[Boxed element entries]
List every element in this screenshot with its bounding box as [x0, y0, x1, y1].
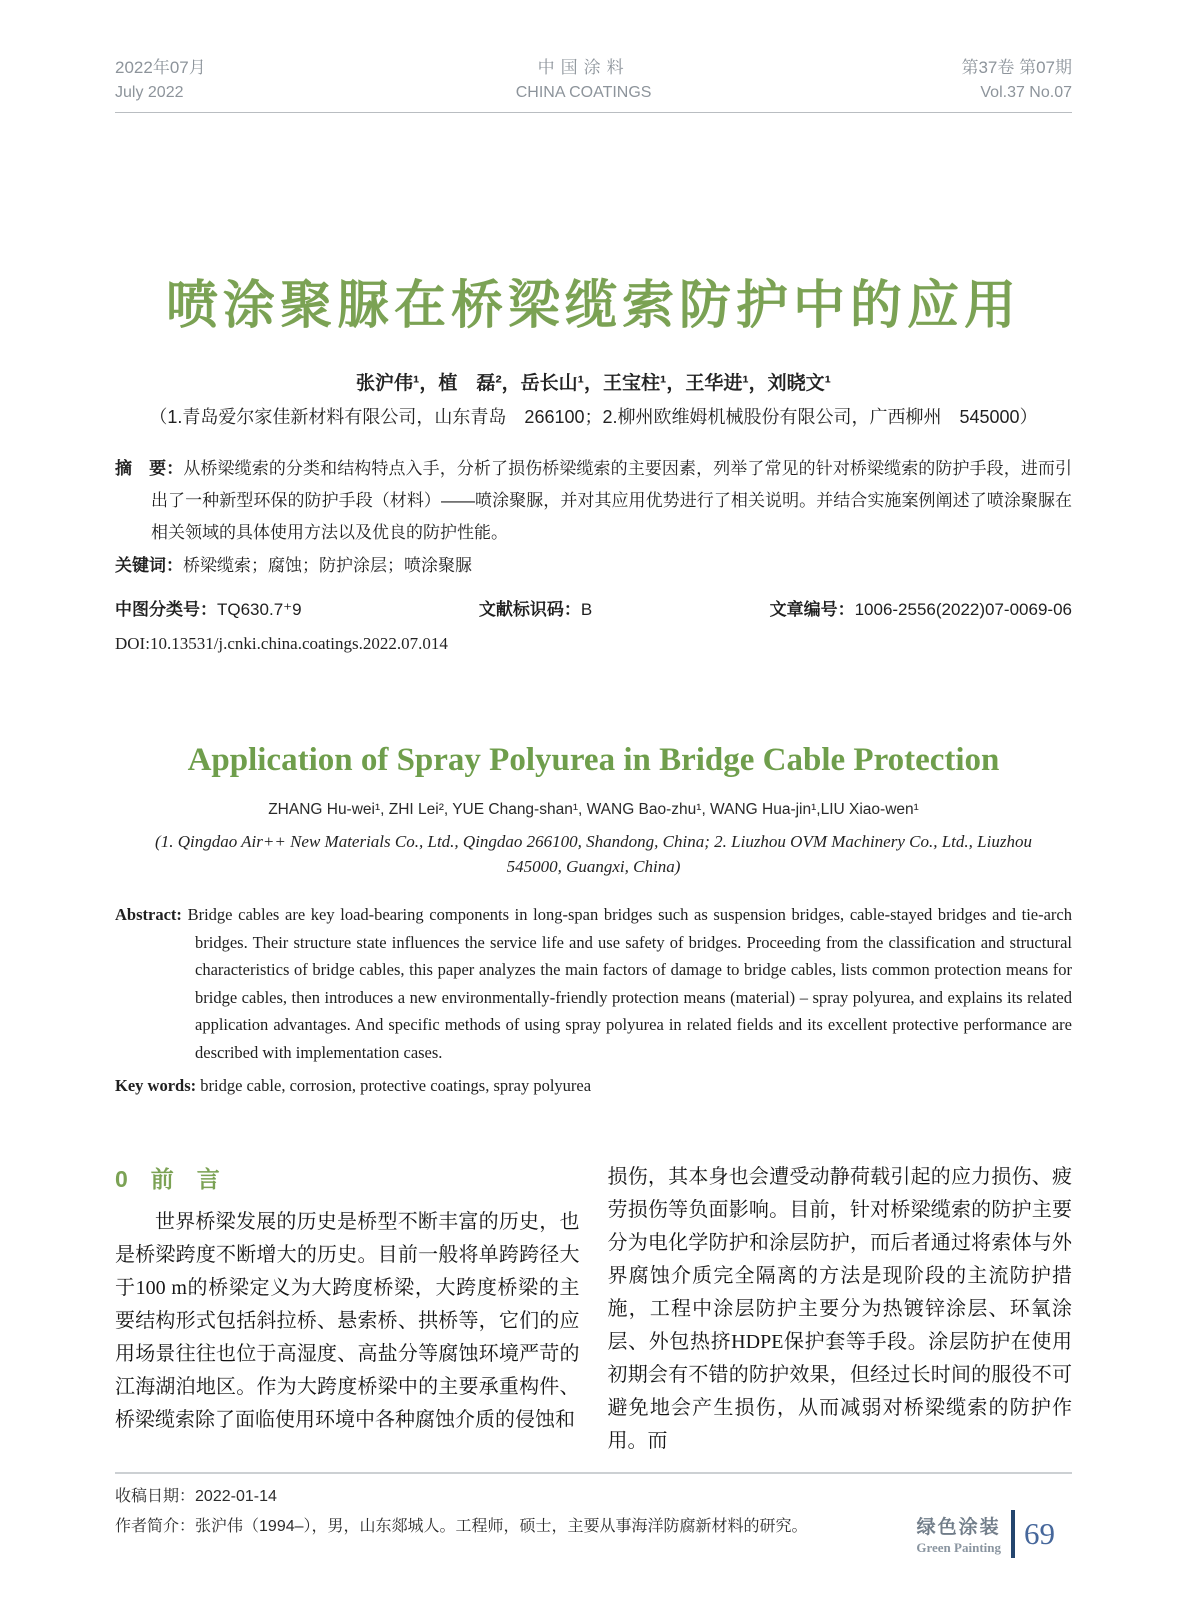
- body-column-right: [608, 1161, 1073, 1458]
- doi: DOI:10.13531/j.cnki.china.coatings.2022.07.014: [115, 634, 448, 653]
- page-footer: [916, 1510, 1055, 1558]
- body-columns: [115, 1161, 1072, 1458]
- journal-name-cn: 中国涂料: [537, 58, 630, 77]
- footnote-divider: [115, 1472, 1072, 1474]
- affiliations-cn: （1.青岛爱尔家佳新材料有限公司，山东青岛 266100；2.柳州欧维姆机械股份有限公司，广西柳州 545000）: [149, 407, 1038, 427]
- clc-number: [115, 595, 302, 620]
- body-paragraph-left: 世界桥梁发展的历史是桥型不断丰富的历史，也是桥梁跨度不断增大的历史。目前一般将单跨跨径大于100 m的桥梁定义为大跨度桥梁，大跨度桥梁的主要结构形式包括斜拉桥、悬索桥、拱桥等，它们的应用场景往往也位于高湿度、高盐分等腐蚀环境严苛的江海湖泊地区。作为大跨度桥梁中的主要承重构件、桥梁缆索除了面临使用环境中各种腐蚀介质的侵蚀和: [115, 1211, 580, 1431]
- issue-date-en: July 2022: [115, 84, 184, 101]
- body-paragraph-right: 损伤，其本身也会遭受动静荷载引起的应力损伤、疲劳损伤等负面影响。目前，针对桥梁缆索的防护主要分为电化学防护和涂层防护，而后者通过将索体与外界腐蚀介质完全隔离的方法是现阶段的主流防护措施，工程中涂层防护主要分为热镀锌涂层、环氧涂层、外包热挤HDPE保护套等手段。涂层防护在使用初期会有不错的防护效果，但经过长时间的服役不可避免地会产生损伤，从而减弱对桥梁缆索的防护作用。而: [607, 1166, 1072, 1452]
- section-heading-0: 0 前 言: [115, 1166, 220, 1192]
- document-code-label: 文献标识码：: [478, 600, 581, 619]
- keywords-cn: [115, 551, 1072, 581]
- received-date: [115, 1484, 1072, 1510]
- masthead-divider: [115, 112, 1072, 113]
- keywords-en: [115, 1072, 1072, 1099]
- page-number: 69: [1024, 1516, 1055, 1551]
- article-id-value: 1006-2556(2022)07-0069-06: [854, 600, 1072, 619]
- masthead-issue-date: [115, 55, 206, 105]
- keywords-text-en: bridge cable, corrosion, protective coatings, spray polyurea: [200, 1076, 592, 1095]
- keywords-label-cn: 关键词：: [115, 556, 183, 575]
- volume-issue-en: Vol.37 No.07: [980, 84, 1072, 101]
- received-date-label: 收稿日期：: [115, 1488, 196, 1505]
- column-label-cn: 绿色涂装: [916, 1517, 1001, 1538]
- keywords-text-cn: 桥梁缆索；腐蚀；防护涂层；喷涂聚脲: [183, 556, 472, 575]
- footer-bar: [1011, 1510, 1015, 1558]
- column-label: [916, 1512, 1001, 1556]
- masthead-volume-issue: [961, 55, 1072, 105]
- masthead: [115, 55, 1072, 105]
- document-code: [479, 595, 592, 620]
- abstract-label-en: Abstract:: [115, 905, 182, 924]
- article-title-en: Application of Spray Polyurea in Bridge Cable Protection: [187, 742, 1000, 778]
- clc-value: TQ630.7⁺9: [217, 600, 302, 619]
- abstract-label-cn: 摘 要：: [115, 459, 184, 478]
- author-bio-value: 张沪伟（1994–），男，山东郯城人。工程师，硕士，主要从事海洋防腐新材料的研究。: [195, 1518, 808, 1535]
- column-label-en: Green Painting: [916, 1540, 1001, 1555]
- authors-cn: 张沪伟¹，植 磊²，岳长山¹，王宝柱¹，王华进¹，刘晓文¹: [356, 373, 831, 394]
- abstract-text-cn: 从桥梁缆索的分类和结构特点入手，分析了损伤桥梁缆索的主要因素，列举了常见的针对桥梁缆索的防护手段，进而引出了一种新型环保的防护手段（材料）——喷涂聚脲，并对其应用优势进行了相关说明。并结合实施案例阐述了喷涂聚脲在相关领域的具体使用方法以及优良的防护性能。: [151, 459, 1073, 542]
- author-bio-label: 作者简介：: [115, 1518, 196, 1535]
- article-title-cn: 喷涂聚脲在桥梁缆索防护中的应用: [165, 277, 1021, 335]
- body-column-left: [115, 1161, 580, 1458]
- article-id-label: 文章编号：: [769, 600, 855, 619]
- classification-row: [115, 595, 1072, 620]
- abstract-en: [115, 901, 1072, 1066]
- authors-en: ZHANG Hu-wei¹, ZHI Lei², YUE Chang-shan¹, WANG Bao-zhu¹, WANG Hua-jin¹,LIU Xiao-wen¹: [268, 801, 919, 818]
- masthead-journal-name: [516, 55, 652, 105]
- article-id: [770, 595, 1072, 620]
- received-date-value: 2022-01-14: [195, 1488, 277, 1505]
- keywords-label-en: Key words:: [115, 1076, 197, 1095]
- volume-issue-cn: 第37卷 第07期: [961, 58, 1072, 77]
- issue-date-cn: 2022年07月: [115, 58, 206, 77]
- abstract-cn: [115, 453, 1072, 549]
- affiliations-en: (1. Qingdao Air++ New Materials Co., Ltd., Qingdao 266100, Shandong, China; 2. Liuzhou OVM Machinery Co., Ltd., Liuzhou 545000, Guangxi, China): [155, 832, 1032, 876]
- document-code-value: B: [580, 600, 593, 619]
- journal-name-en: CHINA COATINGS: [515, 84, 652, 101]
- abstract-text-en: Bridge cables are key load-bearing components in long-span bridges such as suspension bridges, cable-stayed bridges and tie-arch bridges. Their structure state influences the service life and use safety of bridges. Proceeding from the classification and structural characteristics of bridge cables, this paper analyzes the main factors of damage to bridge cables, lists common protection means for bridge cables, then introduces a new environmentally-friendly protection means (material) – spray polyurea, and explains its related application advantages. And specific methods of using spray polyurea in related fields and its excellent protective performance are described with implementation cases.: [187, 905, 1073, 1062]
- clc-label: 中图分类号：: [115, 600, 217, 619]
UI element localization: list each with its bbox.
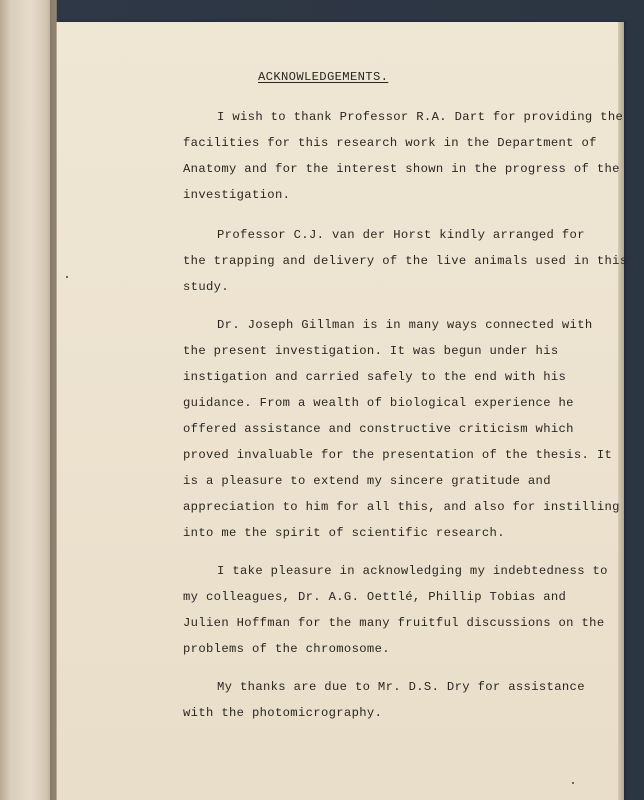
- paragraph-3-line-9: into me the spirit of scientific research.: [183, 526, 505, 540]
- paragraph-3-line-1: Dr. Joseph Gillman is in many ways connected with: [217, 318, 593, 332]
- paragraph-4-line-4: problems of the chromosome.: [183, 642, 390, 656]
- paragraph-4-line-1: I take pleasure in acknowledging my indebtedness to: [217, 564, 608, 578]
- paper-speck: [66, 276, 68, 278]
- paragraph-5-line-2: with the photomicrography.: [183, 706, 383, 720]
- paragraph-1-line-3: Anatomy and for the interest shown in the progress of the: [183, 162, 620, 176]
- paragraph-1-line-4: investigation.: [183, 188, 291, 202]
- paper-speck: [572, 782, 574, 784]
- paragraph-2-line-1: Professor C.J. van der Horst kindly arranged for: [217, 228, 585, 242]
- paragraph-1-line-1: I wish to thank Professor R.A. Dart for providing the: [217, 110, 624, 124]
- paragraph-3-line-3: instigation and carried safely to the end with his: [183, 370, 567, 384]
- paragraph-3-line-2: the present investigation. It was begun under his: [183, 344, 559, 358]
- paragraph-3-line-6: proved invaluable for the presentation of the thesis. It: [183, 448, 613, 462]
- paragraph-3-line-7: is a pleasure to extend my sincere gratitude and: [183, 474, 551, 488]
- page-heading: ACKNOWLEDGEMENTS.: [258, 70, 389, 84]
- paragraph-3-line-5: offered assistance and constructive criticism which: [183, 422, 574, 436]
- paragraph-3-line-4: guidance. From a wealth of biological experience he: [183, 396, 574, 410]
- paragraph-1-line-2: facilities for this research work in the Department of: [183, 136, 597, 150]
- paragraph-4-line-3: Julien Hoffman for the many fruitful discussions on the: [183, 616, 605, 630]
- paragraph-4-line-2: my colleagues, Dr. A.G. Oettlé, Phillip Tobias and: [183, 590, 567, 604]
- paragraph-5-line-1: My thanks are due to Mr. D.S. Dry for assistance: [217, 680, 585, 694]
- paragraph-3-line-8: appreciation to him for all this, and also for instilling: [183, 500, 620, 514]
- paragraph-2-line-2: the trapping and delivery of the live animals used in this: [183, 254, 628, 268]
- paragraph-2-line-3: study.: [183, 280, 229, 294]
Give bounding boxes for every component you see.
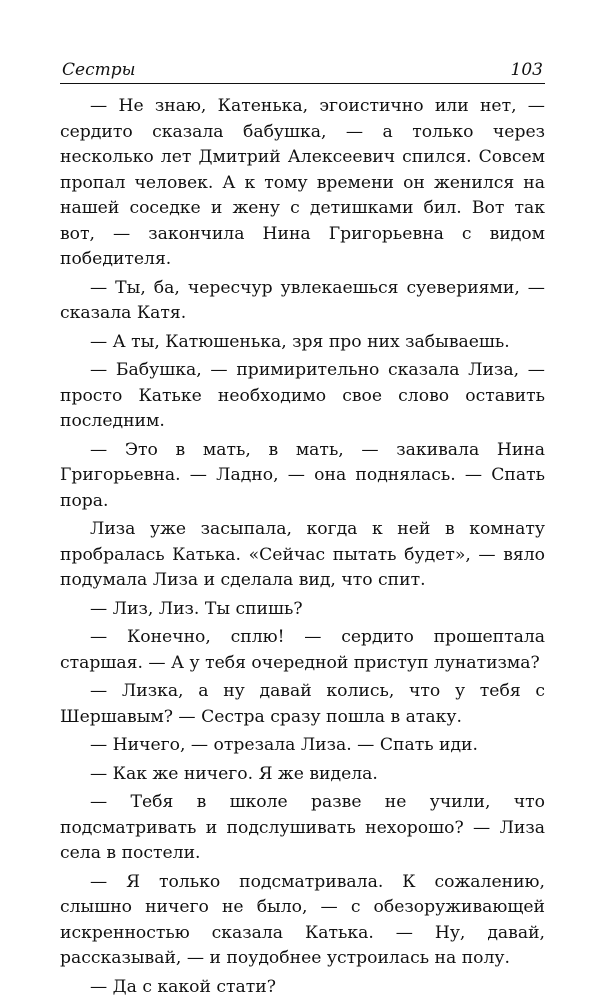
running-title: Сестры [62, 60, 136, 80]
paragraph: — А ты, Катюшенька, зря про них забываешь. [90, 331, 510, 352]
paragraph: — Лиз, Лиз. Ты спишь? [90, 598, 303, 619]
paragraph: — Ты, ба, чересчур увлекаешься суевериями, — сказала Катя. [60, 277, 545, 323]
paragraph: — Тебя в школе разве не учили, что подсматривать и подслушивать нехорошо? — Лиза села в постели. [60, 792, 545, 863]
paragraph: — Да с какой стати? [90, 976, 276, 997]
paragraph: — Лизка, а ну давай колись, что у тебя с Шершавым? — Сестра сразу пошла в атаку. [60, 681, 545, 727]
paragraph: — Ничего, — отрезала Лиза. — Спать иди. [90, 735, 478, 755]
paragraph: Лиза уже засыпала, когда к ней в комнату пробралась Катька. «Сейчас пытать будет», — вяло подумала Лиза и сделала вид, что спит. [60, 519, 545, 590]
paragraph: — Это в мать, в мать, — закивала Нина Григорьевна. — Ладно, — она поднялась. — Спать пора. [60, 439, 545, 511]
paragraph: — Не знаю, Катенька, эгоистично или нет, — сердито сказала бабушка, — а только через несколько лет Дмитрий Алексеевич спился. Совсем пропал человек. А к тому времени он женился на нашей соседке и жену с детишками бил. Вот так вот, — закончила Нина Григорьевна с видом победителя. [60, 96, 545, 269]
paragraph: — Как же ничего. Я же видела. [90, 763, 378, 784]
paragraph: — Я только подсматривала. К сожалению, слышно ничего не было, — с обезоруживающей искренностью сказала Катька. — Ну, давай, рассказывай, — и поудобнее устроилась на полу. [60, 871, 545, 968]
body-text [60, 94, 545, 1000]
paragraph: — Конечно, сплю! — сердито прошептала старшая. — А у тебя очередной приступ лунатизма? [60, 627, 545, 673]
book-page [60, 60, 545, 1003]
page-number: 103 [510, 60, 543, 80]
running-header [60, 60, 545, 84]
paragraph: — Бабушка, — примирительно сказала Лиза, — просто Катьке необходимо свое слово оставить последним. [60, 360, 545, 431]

Task description ▸ Identify every line of the records that contains the word "left" and copy each of those lines.

Exercise solution ▸
- body-paragraph-left: 世界桥梁发展的历史是桥型不断丰富的历史，也是桥梁跨度不断增大的历史。目前一般将单跨跨径大于100 m的桥梁定义为大跨度桥梁，大跨度桥梁的主要结构形式包括斜拉桥、悬索桥、拱桥等，它们的应用场景往往也位于高湿度、高盐分等腐蚀环境严苛的江海湖泊地区。作为大跨度桥梁中的主要承重构件、桥梁缆索除了面临使用环境中各种腐蚀介质的侵蚀和: [115, 1211, 580, 1431]
- body-column-left: [115, 1161, 580, 1458]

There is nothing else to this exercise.